Input rows -
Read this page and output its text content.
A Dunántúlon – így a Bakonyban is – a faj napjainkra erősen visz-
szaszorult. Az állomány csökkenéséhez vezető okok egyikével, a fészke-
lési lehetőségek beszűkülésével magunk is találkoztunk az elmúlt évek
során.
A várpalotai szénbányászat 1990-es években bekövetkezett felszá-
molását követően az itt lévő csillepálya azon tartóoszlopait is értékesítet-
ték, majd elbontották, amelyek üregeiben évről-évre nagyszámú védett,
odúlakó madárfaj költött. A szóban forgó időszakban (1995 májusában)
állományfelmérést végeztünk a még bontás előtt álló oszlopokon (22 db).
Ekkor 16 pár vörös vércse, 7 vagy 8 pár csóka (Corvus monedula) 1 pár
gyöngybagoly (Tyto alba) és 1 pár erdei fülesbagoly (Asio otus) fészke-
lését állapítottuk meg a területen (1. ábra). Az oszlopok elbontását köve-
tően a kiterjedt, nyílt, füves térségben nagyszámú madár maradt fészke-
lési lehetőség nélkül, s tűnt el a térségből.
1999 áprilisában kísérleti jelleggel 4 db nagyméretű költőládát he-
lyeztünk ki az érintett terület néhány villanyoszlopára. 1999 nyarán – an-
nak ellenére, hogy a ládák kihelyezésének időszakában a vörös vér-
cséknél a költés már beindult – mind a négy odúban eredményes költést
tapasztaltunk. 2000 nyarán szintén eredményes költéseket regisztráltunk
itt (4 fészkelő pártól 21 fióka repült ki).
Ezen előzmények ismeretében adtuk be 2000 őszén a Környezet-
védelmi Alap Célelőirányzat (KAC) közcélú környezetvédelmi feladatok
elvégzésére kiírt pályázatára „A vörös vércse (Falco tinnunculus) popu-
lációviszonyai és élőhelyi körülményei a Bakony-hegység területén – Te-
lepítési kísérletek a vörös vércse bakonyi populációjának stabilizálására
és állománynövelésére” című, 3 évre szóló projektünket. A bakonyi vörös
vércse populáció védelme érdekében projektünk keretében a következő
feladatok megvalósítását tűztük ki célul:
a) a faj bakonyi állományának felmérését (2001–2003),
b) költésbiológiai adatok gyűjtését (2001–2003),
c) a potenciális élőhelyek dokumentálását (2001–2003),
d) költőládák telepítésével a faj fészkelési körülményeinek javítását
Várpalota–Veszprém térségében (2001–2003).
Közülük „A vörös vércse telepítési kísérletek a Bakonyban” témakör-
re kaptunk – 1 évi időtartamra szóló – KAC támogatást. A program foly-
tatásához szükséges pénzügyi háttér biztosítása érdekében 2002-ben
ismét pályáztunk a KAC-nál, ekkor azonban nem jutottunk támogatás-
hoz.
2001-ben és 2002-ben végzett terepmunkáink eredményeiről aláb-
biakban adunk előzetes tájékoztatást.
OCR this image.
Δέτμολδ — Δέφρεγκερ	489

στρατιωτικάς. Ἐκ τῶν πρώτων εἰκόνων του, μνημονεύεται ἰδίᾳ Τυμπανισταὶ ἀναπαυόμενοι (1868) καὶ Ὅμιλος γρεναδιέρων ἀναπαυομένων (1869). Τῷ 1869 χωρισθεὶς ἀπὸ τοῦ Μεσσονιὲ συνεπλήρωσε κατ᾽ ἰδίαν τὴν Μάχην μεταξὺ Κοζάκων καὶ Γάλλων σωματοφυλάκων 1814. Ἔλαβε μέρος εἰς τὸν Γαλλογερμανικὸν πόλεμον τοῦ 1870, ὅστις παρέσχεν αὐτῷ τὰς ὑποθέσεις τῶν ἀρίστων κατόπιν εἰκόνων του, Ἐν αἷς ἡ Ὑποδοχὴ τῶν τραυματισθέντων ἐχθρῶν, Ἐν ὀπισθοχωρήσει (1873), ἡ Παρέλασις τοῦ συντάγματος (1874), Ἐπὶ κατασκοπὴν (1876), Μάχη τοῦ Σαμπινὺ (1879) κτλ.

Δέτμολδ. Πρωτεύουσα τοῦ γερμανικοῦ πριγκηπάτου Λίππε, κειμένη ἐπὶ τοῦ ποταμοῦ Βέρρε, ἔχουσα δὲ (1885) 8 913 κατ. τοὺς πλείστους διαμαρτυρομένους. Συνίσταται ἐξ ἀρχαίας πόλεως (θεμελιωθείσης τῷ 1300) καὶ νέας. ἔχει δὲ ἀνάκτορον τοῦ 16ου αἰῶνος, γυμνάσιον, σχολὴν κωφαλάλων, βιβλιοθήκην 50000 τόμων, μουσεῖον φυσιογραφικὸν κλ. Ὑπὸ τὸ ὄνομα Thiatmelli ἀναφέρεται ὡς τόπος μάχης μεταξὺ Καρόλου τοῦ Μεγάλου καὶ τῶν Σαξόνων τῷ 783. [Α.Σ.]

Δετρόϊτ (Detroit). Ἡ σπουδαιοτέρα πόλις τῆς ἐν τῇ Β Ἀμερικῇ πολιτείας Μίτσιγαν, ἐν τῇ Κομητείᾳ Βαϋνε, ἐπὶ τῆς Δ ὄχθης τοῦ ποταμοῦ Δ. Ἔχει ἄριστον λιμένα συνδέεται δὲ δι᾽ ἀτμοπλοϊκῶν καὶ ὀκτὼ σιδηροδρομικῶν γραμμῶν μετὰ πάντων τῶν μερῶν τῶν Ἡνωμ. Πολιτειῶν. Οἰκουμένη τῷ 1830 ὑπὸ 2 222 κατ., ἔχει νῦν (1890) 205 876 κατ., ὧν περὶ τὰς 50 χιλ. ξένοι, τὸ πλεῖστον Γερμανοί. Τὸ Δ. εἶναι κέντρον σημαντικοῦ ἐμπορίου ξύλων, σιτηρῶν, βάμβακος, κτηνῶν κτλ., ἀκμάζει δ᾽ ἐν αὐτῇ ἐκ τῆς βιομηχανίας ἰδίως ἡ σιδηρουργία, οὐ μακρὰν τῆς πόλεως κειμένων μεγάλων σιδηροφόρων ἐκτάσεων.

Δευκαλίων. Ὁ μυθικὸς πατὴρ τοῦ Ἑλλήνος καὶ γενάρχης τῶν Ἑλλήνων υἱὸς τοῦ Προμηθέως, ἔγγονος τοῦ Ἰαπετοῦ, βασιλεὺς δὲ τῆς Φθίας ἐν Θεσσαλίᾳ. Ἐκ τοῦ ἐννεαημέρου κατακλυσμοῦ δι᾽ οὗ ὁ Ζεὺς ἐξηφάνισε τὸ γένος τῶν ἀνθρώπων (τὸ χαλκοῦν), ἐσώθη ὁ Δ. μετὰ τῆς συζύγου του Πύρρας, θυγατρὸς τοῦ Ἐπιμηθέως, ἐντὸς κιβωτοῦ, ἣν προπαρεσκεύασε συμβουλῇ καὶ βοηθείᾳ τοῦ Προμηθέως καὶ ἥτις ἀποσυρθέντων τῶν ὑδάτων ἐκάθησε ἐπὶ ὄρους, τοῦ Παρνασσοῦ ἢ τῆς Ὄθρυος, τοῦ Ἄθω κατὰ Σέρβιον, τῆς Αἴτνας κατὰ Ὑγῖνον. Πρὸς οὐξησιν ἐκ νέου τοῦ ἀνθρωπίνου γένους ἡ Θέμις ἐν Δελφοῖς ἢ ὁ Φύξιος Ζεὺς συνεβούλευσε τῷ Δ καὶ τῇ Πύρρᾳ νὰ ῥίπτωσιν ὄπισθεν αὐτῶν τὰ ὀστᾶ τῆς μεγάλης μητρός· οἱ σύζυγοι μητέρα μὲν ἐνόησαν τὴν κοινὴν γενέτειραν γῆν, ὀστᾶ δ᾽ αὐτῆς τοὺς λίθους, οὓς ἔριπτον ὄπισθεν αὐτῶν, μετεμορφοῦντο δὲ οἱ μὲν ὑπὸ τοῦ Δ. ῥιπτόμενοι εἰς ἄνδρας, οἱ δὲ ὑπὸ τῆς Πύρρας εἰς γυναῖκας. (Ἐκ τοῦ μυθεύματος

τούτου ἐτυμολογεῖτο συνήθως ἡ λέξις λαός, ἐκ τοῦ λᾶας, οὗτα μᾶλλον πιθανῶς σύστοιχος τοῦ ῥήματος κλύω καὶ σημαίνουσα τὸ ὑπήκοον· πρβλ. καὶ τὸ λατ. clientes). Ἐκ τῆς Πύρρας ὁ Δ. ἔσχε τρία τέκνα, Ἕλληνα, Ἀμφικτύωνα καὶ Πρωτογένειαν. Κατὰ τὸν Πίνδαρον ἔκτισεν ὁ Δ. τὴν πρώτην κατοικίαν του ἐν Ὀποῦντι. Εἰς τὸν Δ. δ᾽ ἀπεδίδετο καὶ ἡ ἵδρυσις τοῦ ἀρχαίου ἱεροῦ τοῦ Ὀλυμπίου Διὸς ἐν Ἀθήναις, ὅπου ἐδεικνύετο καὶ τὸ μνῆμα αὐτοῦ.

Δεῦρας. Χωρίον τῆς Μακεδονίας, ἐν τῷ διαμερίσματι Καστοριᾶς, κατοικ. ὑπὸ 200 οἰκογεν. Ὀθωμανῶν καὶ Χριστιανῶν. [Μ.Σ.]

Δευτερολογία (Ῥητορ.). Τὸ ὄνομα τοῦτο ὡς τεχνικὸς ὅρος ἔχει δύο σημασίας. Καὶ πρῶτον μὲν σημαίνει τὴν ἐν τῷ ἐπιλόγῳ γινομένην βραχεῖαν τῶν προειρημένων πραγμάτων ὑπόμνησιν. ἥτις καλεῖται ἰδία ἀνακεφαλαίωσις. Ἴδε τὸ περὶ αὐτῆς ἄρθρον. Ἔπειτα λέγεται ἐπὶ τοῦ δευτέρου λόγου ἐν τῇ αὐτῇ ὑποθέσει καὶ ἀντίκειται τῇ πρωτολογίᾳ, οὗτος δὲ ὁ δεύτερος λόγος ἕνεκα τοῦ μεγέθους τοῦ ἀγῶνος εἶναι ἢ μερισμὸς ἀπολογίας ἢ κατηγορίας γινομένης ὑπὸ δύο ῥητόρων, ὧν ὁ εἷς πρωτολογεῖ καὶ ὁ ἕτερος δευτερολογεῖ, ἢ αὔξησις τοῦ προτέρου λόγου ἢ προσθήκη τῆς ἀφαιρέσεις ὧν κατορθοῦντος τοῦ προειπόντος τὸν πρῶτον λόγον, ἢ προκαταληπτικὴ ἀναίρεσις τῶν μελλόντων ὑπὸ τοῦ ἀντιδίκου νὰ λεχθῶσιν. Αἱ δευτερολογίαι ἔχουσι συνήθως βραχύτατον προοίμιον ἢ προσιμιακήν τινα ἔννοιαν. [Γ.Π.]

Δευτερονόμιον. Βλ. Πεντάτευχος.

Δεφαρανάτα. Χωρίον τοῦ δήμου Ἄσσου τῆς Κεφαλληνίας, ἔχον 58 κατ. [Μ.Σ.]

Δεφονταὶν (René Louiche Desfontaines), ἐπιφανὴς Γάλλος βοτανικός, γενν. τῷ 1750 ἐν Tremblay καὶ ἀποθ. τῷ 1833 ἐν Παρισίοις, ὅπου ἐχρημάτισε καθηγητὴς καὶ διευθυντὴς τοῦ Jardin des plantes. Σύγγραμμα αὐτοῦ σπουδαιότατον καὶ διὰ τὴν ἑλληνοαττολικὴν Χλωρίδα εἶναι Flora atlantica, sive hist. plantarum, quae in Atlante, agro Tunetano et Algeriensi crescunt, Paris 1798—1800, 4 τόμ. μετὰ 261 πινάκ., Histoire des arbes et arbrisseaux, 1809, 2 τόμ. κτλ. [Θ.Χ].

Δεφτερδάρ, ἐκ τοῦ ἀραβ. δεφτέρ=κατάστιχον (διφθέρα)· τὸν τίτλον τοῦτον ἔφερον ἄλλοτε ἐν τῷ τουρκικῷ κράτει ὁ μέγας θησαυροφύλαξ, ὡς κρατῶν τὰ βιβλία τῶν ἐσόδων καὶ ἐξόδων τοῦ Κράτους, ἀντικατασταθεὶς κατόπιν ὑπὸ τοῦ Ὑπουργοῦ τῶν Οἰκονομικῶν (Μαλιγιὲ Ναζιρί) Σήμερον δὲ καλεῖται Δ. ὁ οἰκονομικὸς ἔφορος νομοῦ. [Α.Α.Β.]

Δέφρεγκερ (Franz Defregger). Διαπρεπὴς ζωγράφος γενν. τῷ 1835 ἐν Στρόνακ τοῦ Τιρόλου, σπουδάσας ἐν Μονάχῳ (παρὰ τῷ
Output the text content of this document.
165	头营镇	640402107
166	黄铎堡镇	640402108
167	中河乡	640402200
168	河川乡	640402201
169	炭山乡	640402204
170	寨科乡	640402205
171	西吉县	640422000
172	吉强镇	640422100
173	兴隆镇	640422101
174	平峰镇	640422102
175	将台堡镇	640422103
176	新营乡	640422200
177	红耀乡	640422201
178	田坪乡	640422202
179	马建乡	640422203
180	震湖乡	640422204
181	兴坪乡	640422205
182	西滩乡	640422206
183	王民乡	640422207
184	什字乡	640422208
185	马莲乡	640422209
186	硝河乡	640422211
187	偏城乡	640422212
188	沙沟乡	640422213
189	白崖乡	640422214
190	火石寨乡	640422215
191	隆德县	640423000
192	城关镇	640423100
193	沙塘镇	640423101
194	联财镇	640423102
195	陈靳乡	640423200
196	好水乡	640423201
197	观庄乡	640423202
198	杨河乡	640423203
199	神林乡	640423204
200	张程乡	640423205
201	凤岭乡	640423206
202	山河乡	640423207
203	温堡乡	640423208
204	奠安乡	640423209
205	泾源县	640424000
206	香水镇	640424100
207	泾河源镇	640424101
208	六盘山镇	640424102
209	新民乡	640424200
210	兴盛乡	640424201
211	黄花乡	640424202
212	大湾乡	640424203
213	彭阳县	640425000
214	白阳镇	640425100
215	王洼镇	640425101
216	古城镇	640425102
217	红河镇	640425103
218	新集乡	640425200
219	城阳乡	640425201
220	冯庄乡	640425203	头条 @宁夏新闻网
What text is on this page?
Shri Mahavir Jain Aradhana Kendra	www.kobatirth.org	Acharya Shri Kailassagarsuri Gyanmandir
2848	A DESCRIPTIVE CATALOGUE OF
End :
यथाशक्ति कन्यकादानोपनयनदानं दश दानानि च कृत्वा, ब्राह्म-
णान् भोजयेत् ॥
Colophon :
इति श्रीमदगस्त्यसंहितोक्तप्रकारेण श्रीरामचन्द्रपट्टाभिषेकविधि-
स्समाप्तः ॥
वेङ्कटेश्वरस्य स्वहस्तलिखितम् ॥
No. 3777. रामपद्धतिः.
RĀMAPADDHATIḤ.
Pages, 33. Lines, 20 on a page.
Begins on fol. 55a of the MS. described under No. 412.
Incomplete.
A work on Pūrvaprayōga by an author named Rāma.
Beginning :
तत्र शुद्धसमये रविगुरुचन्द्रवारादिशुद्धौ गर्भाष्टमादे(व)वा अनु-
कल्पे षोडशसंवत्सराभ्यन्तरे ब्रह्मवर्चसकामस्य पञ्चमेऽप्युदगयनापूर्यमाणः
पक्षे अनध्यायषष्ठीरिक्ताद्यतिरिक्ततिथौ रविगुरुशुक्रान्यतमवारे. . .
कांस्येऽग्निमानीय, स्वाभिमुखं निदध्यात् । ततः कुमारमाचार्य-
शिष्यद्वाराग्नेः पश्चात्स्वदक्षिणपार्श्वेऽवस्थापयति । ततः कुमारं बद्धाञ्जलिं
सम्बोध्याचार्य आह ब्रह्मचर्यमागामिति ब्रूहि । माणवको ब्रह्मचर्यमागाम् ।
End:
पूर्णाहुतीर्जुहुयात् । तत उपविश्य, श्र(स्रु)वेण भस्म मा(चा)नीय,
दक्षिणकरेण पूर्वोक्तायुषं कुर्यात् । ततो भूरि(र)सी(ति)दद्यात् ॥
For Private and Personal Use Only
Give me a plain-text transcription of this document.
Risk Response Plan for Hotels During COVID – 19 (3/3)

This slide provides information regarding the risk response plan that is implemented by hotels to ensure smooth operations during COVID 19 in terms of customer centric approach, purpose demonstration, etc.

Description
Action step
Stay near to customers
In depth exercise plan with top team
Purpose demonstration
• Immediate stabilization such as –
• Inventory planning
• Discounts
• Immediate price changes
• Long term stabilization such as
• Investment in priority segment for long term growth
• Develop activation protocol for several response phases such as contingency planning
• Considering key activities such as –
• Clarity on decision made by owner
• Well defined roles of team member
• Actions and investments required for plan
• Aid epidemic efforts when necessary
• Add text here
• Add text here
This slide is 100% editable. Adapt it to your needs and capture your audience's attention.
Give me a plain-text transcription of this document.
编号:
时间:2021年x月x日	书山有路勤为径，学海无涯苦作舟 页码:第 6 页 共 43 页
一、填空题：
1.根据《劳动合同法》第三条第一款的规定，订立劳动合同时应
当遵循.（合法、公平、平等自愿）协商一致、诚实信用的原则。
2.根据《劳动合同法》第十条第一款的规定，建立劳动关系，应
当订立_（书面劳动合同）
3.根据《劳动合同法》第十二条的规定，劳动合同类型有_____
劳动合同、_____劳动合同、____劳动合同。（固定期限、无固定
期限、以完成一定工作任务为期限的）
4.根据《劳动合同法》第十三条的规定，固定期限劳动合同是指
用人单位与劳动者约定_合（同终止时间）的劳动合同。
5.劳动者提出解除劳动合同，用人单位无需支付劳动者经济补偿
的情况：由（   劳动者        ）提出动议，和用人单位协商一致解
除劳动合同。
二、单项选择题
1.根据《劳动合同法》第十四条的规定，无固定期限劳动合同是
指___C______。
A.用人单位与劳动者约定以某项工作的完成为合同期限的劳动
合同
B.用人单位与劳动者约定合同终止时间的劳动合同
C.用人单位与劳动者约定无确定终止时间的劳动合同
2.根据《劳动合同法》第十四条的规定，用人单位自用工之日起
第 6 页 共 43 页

The problem -
Scan the listing above and copy all lines containing the word "vörös".

Result -
Ekkor 16 pár vörös vércse, 7 vagy 8 pár csóka (Corvus monedula) 1 pár
nak ellenére, hogy a ládák kihelyezésének időszakában a vörös vér-
elvégzésére kiírt pályázatára „A vörös vércse (Falco tinnunculus) popu-
lepítési kísérletek a vörös vércse bakonyi populációjának stabilizálására
és állománynövelésére” című, 3 évre szóló projektünket. A bakonyi vörös
Közülük „A vörös vércse telepítési kísérletek a Bakonyban” témakör-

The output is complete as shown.